# Task list:
**1.** According to the passage on distributing Android apps, in which country can non-Amazon devices currently use Amazon's Appstore?
**2.** Print the passage on distributing Android apps from "Many people’s first" to "of installations later.".

# Text to read:
Making an app work on all devices is sometimes impossible. Some devices lack the required hardware or simply run an old version of Android for which the required APIs don’t exist. You can list all of the requirements in the app’s manifest file, telling Google Play which devices the app is meant for and, thus, hiding it from listings that are being viewed on incompatible devices. But sometimes even that isn’t enough. In these cases, Google Play allows developers to prevent certain devices from downloading their app. While this option should be used only as a last resort, it is still better than allowing users to download something that you know does not work on their device.

Alternative App Stores

Google Play is not the only place to distribute your app. Amazon’s Appstore has lately gained attention due to the launch of Amazon’s Android-based Kindle Fire tablet. Amazon’s approach is fairly similar to Apple’s in that it has a formal review process. The Appstore is also accessible to non-Amazon devices, but currently only in the US.

Multiplatform app store GetJar28 also distributes Android apps. GetJar has a lot of users and is a well-known and trusted source, especially among people with not-so-smart phones.

Barnes & Noble’s app store is a US-only eBook-based app store. Unlike Amazon’s, it is accessible only to B&N’s Android hardware.

Multiple App Stores, Just One, or None?

Many people’s first instinct is to try to get their app into all stores. This decision should not be made lightly, though. Distributing through multiple stores might make the app reach more potential users. However, being spread across multiple app stores could prevent the app from ranking as high as it could in the listings for downloads and ratings. Having a thousand installations across three app stores might sound better than having two thousand installations in one store, but maybe those two thousand would push the app into a more visible spot in the store and help it rocket to tens of thousands of installations later.

# Data shown:

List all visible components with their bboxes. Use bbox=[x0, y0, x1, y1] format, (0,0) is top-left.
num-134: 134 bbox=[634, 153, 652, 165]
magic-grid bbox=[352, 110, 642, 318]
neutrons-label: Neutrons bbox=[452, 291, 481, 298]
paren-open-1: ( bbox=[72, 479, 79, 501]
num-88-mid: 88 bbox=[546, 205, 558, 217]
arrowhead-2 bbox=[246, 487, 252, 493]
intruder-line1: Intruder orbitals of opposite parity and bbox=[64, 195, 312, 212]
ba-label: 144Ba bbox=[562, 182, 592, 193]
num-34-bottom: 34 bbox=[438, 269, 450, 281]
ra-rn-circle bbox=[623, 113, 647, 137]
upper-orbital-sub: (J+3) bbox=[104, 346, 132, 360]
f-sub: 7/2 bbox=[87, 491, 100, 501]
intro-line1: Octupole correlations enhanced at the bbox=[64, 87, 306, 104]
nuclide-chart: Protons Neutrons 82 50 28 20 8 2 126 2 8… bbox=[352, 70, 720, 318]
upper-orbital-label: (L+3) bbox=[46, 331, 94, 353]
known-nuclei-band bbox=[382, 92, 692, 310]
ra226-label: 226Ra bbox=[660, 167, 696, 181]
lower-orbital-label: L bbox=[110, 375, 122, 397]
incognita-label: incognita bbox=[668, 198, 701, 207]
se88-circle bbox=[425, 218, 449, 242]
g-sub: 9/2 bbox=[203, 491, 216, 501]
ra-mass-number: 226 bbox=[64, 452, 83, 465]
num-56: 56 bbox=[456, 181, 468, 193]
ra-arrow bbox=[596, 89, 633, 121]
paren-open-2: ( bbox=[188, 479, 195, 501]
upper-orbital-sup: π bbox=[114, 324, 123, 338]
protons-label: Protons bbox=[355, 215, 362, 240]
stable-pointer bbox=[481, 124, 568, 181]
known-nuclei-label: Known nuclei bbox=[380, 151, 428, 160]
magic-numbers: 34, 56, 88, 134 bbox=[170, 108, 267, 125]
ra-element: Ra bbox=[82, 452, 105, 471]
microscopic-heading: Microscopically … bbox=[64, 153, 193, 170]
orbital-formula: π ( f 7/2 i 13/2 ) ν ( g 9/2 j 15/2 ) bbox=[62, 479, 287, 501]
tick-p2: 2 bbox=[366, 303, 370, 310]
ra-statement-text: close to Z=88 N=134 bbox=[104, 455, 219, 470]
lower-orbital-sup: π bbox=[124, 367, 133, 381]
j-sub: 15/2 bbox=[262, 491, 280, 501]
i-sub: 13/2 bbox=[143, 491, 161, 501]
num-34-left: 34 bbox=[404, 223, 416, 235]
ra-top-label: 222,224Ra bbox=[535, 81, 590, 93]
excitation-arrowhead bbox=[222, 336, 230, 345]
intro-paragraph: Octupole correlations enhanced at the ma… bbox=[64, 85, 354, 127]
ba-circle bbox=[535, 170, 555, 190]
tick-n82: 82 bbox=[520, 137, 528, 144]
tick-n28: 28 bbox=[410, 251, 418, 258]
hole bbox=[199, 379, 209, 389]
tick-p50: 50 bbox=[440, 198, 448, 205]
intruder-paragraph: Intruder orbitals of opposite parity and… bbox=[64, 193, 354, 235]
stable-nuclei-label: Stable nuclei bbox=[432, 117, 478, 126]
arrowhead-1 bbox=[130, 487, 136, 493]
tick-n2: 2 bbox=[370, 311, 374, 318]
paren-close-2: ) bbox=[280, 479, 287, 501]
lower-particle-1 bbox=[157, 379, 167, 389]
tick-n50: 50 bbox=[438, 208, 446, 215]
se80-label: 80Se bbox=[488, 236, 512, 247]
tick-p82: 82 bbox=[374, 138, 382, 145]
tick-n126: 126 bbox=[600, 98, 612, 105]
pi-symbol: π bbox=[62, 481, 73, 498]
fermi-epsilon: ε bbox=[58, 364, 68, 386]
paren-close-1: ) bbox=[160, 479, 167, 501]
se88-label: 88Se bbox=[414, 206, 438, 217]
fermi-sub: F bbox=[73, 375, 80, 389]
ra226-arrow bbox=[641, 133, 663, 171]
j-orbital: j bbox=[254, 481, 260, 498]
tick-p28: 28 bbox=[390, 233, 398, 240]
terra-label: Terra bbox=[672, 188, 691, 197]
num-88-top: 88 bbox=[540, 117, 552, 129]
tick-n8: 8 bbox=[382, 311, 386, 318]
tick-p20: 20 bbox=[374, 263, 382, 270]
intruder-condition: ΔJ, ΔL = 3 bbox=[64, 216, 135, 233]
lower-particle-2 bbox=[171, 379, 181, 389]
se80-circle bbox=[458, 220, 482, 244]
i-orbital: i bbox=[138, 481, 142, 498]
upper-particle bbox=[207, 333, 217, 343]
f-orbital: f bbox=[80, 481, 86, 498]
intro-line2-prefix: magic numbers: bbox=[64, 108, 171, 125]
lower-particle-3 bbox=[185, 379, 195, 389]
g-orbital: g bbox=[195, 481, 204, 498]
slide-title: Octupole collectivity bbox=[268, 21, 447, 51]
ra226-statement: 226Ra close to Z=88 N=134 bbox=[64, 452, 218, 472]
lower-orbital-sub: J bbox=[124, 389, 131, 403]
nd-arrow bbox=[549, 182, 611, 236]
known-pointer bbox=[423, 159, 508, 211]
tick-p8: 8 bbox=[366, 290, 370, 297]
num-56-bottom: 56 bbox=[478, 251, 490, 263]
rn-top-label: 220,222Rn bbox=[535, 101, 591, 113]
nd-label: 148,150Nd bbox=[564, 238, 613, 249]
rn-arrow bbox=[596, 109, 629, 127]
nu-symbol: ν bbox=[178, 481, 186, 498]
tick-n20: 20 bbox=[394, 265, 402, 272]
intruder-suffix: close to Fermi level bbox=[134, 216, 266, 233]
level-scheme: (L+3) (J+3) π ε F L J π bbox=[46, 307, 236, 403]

# Responses:
**1.** The US.

**2.**
Many people’s first instinct is to try to get their app into all stores. This decision should not be made lightly, though. Distributing through multiple stores might make the app reach more potential users. However, being spread across multiple app stores could prevent the app from ranking as high as it could in the listings for downloads and ratings. Having a thousand installations across three app stores might sound better than having two thousand installations in one store, but maybe those two thousand would push the app into a more visible spot in the store and help it rocket to tens of thousands of installations later.